SUPPLIED RECORDS
[Start]
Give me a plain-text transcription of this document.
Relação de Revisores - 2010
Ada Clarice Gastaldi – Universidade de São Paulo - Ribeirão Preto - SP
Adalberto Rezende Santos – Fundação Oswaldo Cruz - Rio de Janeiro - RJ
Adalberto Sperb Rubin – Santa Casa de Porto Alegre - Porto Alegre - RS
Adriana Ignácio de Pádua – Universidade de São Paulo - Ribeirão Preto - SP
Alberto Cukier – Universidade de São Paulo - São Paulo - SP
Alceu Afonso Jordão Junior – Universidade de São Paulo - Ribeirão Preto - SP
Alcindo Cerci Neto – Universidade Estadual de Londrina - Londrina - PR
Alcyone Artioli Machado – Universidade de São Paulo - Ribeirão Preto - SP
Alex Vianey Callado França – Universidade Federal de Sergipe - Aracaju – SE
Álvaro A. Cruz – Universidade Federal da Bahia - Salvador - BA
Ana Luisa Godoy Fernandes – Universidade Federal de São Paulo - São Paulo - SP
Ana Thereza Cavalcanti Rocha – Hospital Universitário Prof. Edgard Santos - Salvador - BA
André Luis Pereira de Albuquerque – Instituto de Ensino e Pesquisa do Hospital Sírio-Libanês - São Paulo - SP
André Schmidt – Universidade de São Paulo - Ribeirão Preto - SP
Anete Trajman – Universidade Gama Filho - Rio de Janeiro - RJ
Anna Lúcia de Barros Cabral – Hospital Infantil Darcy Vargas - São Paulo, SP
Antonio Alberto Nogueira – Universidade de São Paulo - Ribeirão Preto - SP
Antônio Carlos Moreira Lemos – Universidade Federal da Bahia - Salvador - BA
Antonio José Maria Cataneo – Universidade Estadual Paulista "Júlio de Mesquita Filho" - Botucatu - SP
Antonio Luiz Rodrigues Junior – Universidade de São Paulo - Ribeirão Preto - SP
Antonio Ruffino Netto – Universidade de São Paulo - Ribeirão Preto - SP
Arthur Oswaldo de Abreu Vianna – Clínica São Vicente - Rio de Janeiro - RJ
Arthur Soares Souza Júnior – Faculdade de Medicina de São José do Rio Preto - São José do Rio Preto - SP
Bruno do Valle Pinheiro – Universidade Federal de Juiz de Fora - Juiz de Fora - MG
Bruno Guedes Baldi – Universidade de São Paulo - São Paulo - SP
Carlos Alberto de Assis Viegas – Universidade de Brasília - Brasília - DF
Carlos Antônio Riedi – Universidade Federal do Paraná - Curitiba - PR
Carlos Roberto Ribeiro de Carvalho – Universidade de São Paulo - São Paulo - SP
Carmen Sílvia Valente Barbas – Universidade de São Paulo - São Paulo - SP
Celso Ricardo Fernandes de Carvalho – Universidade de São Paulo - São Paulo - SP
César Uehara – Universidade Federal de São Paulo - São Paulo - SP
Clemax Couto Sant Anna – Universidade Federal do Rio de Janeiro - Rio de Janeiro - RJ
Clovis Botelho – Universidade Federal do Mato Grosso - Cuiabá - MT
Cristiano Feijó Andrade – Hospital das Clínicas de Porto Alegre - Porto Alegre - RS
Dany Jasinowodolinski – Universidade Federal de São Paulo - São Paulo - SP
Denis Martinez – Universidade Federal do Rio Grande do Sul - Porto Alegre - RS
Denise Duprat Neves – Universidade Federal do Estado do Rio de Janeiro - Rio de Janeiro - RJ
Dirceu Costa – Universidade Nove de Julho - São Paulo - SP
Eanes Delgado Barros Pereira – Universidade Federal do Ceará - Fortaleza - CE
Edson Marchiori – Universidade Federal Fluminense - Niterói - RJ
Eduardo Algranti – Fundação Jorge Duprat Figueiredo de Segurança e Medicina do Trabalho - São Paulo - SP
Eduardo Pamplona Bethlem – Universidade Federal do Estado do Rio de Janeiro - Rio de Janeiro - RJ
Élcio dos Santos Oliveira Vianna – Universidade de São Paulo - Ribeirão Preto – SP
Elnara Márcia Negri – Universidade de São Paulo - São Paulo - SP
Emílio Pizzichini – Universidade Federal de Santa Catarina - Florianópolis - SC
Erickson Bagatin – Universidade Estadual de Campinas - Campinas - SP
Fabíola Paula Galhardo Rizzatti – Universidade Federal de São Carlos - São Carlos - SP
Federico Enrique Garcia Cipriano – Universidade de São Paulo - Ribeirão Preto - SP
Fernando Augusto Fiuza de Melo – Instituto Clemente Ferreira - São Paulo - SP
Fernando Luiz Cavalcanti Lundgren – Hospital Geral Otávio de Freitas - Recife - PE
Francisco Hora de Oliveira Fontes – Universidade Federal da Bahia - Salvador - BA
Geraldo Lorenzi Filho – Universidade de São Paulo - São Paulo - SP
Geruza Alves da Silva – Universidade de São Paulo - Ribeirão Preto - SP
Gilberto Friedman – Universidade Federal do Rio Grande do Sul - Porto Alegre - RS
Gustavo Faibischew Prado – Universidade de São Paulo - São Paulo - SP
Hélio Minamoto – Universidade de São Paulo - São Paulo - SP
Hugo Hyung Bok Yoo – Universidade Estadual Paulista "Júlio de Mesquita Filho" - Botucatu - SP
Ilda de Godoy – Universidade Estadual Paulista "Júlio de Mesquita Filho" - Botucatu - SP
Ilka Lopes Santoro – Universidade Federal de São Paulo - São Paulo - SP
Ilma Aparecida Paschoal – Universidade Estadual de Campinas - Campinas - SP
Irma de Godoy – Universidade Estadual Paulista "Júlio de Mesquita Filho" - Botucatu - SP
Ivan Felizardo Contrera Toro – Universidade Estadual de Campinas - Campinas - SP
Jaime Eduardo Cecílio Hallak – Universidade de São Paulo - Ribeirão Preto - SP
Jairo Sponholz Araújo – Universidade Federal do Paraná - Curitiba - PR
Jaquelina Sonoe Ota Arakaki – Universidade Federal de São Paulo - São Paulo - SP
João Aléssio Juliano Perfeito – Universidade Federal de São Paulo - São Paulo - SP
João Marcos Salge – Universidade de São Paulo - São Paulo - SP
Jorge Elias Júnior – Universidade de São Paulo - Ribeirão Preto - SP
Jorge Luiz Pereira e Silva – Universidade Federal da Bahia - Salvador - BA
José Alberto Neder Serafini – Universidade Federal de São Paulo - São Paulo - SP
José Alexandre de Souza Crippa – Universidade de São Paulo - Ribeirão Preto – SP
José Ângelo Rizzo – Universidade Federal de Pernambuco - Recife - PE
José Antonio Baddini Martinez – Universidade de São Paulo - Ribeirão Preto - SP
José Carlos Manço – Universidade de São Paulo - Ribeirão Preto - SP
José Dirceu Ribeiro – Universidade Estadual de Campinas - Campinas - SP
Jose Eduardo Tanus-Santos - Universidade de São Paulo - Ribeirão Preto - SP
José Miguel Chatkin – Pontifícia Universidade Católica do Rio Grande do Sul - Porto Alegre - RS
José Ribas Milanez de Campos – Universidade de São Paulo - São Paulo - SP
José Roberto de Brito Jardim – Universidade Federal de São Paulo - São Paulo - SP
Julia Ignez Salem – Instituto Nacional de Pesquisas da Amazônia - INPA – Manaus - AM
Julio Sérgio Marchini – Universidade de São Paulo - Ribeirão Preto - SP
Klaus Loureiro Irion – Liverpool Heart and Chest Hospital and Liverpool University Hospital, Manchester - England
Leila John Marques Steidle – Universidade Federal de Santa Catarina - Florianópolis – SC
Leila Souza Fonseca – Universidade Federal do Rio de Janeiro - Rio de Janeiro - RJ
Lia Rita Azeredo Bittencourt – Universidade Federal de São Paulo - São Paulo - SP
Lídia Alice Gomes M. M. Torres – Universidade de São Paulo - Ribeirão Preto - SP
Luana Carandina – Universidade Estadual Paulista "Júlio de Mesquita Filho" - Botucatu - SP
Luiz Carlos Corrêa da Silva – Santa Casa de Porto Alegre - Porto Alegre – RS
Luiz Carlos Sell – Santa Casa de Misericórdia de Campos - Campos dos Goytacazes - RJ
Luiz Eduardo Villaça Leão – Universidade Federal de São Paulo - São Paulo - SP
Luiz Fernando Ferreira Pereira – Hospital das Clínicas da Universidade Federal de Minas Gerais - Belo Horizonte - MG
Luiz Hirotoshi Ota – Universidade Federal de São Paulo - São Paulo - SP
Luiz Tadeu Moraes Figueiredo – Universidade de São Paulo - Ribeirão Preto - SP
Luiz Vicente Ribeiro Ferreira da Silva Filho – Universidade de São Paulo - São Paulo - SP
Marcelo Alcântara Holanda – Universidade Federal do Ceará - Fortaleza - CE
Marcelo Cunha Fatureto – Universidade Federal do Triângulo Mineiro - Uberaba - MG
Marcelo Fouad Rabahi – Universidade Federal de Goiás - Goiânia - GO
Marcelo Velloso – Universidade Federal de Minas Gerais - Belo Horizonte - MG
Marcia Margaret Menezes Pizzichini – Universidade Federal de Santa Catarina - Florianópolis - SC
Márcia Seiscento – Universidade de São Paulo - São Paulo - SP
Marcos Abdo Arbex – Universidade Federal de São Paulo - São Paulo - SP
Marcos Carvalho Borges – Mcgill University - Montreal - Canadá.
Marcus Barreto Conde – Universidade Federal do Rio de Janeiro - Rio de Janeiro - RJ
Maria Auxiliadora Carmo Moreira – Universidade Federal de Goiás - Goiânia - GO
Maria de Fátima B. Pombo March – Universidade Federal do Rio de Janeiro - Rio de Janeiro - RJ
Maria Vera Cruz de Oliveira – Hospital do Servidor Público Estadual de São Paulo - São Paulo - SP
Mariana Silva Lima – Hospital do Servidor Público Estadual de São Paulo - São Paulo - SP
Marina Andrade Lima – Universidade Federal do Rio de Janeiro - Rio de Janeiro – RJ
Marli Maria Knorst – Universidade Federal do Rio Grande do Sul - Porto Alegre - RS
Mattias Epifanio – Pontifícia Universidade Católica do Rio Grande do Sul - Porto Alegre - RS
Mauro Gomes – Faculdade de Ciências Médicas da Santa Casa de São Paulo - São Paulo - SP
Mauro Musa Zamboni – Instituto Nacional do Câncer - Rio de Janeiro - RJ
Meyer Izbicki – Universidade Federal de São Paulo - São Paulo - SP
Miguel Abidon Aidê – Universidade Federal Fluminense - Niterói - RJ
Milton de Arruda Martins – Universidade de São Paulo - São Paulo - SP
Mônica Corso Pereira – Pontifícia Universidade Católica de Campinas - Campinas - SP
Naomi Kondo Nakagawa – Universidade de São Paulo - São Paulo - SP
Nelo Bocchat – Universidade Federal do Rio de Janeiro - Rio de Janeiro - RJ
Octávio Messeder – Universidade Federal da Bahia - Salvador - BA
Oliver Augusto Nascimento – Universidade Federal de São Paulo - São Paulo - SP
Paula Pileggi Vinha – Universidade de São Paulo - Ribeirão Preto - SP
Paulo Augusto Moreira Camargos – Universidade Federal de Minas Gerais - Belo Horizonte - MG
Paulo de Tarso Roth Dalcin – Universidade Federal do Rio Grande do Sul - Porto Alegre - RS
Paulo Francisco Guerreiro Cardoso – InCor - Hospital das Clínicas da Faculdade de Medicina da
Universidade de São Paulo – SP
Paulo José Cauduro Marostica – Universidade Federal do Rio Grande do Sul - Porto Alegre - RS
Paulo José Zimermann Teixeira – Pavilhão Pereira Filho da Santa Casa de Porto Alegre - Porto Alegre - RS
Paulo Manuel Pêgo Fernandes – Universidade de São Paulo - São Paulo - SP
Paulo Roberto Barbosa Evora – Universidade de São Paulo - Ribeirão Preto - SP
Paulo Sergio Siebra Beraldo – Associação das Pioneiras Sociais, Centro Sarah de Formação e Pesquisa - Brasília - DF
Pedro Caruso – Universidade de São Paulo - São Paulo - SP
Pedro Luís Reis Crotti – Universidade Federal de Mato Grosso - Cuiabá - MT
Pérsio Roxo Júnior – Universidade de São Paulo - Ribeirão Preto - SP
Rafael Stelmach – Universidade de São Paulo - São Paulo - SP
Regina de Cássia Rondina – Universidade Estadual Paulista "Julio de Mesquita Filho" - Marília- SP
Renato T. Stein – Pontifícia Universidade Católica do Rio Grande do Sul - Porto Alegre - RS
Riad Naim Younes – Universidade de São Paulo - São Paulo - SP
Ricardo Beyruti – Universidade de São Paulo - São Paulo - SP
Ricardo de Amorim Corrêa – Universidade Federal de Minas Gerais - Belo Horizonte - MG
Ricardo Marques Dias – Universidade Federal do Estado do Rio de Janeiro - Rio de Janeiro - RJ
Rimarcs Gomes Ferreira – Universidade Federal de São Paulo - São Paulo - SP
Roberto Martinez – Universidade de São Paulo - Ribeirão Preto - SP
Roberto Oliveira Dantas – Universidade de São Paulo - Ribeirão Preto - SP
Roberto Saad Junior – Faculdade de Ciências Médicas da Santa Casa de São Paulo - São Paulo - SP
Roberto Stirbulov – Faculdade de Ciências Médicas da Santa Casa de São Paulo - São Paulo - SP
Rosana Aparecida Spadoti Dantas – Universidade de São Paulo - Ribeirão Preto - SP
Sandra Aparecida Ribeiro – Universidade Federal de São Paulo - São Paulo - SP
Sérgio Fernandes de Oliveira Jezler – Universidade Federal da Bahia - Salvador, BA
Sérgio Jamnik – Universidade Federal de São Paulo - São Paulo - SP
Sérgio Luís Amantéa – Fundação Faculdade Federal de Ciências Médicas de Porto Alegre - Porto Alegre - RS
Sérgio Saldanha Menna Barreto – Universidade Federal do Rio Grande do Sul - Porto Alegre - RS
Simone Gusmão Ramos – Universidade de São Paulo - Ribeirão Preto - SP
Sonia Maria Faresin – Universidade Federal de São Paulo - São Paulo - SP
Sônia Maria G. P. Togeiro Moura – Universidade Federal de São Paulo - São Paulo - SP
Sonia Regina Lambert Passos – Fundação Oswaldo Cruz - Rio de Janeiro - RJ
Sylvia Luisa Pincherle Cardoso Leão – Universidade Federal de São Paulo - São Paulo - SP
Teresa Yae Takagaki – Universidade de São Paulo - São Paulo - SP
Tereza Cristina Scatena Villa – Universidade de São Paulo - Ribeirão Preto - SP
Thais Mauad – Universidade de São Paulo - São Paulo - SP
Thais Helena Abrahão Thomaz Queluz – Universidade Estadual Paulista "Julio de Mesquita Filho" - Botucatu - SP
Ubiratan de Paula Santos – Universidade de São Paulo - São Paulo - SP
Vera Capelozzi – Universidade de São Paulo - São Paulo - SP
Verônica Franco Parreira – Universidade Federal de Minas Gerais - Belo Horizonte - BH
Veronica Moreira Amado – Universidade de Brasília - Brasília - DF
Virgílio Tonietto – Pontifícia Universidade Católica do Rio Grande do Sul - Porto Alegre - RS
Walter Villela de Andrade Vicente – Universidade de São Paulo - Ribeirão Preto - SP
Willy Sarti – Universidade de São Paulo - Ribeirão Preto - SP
[End]
INSTRUCTION
Look through the entries above and report the number of lines that contain "Vianna". Write only the number.

TASK OUTPUT
2